* _Exercise directions_
Wherever "包括外送" appears in a line, list that line.
** Start Data lines **
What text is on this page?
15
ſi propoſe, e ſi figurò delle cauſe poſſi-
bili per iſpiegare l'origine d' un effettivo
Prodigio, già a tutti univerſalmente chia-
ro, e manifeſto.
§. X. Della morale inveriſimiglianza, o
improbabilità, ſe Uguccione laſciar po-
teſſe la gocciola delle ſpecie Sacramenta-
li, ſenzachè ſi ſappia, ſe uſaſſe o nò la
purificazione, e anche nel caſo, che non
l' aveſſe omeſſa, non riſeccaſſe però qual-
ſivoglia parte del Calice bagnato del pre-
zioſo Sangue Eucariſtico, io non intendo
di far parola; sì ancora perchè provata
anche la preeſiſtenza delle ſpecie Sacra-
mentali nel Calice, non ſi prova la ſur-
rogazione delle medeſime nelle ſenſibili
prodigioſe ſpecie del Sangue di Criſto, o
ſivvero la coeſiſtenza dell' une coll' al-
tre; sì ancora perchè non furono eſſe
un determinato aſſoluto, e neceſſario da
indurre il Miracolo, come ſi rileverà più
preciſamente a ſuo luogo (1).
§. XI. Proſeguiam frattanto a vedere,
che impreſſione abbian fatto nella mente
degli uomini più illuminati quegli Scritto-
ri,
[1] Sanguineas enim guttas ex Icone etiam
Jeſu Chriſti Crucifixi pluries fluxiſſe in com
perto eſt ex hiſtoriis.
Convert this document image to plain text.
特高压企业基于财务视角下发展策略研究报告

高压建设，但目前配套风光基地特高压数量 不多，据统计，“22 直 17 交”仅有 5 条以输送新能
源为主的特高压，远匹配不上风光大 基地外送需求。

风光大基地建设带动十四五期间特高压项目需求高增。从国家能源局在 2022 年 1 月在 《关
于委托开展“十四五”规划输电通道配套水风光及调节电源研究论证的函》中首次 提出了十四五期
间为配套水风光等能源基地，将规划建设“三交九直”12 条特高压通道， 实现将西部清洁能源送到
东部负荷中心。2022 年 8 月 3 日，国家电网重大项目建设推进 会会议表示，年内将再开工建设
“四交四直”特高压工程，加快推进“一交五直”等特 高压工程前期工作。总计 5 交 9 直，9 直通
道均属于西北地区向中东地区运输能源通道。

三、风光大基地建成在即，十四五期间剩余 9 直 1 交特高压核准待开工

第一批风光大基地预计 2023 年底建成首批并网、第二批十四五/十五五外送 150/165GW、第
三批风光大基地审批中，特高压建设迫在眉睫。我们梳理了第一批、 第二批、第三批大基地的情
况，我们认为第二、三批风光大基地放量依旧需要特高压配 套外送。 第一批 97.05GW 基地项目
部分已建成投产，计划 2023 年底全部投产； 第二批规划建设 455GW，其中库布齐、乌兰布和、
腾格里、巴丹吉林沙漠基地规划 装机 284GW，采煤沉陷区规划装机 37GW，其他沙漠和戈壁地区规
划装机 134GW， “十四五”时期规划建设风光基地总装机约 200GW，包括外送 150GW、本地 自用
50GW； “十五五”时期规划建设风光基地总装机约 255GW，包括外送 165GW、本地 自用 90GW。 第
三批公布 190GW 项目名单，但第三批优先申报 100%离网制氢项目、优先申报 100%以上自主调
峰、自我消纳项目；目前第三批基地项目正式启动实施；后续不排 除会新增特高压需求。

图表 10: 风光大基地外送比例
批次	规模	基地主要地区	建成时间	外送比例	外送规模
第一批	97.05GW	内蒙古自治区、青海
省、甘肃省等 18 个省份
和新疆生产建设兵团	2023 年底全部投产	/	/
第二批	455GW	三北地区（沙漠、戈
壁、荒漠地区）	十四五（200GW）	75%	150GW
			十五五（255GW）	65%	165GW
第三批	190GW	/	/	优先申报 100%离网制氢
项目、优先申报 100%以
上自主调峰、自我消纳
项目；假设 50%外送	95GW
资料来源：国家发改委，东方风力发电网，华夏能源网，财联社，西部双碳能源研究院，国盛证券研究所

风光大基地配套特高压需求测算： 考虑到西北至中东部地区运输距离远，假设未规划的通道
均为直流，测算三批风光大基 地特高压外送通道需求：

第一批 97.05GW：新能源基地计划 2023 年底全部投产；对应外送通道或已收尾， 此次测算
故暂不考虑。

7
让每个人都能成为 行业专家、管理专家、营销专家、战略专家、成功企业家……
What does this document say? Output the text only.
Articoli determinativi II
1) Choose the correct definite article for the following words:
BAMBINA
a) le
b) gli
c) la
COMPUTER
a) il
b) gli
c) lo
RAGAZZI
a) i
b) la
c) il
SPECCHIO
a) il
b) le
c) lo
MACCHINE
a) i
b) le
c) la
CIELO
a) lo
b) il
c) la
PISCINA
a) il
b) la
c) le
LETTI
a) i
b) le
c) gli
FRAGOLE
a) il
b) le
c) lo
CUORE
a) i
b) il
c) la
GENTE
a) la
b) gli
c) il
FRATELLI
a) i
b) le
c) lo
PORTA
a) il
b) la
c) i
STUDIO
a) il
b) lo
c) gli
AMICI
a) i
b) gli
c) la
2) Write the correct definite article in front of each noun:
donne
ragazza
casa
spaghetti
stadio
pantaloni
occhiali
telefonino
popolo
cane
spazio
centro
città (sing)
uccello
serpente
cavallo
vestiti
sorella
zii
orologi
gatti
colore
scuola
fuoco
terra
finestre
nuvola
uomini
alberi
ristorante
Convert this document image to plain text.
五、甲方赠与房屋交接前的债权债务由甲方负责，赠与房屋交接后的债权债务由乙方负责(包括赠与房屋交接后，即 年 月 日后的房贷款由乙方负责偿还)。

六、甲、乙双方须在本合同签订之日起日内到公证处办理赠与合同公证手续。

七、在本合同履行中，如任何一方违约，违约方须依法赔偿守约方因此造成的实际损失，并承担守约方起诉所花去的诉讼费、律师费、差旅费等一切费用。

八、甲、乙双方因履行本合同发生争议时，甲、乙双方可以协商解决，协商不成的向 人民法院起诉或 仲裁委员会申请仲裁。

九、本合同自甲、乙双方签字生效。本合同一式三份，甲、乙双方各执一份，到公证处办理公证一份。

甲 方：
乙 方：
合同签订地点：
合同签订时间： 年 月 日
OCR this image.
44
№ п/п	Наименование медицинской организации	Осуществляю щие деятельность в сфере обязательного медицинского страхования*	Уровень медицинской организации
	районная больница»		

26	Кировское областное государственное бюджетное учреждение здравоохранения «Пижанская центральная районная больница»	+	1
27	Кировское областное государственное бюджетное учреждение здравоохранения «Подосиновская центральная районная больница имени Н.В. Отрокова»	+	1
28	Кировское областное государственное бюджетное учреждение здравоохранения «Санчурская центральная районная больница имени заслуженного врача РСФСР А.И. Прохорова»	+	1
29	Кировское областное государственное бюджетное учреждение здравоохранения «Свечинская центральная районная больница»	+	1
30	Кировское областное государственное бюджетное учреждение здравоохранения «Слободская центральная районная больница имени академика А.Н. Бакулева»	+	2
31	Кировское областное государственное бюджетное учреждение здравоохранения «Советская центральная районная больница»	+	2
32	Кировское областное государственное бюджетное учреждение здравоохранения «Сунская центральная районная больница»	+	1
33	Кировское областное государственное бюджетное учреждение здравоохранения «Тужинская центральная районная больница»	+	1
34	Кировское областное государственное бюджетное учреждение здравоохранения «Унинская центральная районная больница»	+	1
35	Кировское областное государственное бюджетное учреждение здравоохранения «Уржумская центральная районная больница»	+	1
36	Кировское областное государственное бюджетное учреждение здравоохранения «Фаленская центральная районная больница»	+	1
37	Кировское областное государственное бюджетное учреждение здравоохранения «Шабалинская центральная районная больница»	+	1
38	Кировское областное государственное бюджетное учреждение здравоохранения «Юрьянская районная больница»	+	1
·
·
** End Data lines **
* _Exercise result_
划装机 134GW， “十四五”时期规划建设风光基地总装机约 200GW，包括外送 150GW、本地 自用
50GW； “十五五”时期规划建设风光基地总装机约 255GW，包括外送 165GW、本地 自用 90GW。 第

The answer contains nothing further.